__Material supplied__.
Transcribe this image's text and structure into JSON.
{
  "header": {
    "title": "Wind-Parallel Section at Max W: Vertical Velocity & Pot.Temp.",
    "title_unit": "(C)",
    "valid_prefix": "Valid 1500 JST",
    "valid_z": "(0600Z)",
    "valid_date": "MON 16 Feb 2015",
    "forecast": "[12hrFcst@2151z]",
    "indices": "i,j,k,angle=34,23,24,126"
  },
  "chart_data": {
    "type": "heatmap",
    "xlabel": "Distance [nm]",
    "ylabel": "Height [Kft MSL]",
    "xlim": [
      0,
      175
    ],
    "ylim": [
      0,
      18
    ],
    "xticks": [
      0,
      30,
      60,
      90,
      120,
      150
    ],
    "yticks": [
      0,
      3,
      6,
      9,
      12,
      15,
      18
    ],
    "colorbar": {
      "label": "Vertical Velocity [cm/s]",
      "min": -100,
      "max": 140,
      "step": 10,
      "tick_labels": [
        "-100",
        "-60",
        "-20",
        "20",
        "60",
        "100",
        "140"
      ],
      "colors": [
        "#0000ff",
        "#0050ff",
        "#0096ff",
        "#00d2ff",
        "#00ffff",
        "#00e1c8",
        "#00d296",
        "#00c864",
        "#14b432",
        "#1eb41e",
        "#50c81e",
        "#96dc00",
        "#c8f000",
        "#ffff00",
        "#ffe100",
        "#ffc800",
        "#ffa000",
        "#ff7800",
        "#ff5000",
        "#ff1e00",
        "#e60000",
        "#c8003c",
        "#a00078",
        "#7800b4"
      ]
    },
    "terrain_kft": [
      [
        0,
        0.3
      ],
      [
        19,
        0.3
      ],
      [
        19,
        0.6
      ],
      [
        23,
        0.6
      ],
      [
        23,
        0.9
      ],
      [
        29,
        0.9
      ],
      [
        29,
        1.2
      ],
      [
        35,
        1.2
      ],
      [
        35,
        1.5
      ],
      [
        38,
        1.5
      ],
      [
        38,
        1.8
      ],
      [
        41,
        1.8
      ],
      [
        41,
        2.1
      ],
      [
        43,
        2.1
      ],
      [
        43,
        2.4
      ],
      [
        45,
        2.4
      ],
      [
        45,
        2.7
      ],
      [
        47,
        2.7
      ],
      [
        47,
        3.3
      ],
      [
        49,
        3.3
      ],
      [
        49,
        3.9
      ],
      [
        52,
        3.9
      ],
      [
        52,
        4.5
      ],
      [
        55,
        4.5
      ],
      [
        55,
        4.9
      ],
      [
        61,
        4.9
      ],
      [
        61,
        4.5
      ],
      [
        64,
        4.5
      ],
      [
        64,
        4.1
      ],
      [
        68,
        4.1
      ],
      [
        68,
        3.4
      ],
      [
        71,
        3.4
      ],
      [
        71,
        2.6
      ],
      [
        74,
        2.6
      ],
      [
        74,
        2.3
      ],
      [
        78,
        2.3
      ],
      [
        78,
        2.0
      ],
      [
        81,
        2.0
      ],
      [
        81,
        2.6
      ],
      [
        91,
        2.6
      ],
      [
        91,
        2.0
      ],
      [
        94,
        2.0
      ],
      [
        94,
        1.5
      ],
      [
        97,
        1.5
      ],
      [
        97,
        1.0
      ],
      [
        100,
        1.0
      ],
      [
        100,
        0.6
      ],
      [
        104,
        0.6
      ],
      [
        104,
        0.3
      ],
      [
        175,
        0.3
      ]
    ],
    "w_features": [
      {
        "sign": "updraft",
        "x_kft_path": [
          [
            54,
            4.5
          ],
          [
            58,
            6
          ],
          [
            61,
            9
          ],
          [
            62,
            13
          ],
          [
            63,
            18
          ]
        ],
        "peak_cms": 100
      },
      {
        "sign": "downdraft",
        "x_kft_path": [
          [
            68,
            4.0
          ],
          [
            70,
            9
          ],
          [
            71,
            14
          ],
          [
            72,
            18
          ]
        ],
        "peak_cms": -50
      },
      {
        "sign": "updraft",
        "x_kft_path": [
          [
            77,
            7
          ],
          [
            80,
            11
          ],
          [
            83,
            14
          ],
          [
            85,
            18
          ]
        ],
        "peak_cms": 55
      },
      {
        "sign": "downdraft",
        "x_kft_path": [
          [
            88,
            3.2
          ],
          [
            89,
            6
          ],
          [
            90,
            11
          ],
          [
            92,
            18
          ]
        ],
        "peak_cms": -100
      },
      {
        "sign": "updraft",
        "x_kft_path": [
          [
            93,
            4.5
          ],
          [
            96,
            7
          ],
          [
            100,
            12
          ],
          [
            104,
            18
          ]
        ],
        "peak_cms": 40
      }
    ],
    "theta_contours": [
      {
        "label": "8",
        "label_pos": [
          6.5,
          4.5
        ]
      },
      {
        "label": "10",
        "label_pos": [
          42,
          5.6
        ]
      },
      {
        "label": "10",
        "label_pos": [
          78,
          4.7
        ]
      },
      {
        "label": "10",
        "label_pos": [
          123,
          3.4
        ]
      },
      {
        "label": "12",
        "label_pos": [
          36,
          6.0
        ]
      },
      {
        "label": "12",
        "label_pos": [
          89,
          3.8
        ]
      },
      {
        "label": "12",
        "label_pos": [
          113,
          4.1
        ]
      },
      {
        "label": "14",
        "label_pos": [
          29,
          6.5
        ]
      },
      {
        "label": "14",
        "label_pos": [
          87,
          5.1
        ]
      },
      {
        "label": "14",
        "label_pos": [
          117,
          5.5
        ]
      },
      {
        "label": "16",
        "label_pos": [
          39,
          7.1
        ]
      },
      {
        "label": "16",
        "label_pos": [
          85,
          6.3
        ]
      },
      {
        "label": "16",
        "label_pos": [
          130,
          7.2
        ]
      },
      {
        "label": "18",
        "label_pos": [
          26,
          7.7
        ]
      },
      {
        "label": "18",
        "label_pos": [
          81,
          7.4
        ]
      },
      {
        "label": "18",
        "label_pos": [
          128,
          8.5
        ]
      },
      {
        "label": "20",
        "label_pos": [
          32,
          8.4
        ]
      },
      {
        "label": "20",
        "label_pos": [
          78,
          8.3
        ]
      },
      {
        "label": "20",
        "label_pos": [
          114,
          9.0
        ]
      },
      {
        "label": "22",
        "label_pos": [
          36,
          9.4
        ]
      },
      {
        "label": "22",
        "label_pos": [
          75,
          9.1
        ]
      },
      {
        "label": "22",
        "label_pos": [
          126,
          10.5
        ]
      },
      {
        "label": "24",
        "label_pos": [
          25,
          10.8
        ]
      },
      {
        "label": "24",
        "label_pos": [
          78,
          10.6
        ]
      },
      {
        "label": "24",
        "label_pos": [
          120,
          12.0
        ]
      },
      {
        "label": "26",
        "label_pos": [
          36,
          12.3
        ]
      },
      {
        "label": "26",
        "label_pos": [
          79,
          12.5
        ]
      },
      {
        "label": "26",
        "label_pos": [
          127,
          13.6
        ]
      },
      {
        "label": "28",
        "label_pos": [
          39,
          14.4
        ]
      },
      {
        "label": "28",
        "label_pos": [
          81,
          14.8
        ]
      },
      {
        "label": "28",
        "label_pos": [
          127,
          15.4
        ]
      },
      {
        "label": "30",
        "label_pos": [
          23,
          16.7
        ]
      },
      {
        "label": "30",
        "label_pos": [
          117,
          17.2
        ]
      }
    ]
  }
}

__The task__.
Select the lines in this material that hold the word "Vertical", leaving none out.

__Solution below__.
    "title": "Wind-Parallel Section at Max W: Vertical Velocity & Pot.Temp.",
      "label": "Vertical Velocity [cm/s]",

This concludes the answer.